WHAT IS BEING ASKED — Pick every line from the data that holds the word "Gürtel".
#####
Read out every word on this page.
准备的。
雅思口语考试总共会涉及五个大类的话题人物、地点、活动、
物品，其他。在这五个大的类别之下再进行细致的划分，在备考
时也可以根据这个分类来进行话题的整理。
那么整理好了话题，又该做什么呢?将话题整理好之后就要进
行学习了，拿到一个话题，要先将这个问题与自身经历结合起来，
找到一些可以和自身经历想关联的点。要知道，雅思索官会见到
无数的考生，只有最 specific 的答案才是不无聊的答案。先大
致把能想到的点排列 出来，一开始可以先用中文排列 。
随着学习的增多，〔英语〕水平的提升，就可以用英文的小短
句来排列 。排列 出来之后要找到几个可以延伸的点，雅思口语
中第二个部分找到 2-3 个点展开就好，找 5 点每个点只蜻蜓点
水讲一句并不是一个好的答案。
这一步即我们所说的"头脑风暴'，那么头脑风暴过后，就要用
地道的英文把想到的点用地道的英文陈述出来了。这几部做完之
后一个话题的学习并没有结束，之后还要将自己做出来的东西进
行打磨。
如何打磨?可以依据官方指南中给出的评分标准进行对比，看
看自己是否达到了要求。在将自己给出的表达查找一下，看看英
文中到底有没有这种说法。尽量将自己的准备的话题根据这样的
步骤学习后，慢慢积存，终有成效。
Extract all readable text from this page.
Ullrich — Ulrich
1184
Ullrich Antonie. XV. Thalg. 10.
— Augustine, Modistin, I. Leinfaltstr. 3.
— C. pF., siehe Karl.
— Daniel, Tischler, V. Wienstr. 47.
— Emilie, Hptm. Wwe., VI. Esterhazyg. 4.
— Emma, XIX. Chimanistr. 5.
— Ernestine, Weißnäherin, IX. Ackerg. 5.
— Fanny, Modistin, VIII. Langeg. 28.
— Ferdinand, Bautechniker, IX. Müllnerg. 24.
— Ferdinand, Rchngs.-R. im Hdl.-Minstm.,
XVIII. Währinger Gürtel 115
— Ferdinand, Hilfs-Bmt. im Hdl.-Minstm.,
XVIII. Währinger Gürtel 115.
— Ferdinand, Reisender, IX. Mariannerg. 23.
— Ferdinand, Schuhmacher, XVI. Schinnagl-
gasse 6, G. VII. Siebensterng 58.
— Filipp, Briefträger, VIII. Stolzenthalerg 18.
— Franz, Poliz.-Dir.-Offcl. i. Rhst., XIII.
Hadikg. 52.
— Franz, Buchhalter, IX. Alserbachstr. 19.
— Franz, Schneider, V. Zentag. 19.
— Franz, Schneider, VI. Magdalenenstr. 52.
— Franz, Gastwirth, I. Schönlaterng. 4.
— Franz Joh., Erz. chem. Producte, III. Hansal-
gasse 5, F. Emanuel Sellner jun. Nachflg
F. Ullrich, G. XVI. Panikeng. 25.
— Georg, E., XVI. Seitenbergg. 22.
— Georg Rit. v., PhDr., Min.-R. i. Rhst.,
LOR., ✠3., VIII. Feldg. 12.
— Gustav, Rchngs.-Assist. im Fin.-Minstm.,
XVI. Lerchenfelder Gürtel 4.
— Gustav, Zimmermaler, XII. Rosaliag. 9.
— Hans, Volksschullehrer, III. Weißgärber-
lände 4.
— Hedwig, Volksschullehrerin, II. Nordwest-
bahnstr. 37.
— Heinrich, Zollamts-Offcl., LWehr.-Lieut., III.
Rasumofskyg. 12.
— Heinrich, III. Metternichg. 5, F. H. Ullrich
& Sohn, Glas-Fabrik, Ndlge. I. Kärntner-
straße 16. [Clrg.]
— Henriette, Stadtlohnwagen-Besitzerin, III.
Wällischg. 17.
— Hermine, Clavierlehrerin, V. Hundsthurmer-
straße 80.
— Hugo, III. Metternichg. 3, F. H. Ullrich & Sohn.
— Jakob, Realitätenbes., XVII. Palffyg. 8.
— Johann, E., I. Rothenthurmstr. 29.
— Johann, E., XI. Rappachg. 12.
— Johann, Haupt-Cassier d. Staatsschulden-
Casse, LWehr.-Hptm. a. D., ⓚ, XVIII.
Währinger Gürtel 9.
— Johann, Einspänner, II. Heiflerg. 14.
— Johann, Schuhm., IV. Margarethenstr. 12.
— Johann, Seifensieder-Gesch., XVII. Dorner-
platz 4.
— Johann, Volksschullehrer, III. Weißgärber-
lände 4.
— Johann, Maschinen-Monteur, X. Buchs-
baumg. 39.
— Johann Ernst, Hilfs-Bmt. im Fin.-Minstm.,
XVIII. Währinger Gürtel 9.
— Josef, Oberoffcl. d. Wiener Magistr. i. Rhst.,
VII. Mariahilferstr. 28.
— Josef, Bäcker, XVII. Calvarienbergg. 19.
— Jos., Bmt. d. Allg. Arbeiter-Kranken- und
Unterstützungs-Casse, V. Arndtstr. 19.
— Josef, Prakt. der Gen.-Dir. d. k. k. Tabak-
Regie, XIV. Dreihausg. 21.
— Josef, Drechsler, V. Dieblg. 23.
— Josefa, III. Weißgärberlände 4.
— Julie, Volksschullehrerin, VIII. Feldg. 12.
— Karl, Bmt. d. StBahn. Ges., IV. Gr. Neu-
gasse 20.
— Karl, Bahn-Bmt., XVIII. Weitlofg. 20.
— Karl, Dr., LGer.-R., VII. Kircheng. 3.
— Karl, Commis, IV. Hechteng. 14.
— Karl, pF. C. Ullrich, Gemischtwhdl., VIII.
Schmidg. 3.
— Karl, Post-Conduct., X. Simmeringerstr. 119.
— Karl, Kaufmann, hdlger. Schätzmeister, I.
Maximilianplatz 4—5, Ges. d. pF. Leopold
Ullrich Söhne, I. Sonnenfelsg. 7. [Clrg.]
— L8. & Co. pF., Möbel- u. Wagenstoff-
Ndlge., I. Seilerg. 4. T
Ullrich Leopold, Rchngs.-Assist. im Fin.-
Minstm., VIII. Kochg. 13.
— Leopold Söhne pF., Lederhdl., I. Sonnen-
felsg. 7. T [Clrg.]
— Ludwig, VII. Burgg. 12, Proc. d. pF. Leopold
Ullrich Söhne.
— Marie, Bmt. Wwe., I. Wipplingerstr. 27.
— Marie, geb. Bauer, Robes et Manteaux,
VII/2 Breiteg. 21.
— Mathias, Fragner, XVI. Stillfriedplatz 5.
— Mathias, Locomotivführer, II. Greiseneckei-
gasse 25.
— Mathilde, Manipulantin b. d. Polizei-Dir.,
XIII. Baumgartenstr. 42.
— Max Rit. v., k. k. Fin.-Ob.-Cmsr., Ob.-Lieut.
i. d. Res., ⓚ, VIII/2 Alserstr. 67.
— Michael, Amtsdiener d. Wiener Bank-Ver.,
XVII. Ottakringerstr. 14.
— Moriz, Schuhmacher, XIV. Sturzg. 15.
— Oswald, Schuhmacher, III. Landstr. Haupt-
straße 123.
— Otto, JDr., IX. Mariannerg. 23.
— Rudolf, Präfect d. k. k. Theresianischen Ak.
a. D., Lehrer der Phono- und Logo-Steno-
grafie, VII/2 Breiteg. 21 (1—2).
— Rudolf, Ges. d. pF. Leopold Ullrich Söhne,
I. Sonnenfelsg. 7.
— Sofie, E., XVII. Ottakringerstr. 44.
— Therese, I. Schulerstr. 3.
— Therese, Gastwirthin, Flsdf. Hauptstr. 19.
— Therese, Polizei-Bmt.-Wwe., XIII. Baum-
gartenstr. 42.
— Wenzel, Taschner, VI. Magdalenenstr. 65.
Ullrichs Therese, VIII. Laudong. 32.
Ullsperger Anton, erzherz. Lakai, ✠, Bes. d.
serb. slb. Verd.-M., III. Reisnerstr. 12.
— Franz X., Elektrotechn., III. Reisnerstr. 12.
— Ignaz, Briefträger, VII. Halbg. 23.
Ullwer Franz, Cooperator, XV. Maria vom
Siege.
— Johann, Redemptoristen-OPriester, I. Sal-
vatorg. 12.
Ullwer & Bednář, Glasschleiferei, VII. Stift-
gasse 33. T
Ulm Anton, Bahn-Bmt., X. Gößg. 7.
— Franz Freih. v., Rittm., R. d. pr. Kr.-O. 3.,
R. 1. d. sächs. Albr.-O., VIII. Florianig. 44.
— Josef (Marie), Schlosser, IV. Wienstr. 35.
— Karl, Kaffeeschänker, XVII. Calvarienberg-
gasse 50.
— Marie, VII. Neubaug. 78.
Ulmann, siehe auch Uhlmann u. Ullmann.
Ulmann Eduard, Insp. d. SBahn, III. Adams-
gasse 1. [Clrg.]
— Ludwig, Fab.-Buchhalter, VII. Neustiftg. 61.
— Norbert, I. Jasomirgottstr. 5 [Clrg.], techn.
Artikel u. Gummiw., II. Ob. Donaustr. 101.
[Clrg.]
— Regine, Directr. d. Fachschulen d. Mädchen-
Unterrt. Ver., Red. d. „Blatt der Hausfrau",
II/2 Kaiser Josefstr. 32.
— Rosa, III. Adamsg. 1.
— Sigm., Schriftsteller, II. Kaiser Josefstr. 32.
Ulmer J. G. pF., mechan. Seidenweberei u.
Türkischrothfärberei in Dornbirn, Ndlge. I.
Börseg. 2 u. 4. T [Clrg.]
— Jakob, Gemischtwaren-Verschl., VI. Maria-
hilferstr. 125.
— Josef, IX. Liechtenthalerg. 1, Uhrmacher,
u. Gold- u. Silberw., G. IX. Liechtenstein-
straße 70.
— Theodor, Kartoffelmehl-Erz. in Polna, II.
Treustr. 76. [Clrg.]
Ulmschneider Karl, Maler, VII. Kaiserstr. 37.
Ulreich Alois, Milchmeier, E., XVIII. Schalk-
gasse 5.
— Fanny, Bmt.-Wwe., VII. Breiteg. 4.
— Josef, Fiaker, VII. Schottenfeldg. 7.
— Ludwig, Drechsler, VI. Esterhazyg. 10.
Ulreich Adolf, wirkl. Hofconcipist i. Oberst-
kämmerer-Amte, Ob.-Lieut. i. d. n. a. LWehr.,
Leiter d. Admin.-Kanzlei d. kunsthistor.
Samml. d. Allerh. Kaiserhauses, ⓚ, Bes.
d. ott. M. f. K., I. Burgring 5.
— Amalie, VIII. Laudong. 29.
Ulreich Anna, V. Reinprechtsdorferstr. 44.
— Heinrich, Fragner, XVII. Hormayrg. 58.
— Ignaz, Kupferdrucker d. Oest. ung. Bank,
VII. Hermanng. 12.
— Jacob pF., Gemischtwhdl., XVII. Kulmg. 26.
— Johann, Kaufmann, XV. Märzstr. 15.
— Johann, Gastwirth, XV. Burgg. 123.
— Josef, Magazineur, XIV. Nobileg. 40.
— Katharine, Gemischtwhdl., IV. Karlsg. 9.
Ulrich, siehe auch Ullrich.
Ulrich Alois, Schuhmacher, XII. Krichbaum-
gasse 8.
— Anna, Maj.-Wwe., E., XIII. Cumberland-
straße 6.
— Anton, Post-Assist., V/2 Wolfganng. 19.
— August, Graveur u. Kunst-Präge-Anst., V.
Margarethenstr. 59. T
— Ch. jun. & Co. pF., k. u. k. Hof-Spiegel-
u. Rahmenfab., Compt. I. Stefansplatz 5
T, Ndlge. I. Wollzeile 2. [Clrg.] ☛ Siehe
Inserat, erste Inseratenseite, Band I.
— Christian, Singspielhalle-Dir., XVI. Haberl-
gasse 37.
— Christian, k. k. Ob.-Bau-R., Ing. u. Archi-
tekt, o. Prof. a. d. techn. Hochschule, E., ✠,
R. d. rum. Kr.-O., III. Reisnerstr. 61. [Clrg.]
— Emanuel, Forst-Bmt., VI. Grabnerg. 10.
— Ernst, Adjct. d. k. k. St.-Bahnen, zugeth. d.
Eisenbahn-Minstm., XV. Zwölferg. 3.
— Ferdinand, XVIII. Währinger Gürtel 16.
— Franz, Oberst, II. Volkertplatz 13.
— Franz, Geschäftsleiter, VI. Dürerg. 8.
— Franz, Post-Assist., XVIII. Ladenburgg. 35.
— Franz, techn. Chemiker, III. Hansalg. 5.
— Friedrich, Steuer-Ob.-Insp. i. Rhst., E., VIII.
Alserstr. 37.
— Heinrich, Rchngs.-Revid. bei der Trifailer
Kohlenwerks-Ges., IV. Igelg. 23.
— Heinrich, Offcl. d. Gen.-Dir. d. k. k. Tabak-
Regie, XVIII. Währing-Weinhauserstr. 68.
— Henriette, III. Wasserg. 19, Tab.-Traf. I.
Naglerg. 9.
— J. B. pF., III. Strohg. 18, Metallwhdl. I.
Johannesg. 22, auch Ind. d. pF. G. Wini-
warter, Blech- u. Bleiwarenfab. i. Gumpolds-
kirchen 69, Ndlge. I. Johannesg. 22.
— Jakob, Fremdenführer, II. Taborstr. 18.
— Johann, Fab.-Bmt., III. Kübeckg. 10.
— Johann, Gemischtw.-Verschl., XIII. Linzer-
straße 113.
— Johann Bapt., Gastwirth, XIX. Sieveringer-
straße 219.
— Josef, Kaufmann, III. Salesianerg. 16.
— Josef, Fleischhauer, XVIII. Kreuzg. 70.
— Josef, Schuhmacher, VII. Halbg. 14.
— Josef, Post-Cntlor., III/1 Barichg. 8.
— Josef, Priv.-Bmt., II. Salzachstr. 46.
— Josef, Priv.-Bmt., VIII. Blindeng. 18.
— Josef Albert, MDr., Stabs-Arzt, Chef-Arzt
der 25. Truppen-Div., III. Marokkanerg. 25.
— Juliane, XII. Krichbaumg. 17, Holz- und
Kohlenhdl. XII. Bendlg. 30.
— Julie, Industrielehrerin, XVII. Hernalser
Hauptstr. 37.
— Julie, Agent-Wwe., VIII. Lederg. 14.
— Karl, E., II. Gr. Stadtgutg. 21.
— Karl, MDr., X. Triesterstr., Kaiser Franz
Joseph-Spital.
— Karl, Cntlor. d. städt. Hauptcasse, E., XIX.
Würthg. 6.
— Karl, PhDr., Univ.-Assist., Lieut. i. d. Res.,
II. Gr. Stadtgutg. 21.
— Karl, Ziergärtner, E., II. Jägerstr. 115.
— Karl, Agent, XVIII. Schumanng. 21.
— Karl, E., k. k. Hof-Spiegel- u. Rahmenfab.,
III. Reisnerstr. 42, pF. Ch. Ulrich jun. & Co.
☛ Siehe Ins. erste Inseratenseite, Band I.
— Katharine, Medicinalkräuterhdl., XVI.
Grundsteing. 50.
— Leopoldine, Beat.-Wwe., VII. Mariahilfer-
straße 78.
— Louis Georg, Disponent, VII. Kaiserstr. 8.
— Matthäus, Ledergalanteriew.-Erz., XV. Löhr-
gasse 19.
#####
ANSWER FOR THE TASK —
XVIII. Währinger Gürtel 115
XVIII. Währinger Gürtel 115.
XVI. Lerchenfelder Gürtel 4.
Währinger Gürtel 9.
XVIII. Währinger Gürtel 9.
— Ferdinand, XVIII. Währinger Gürtel 16.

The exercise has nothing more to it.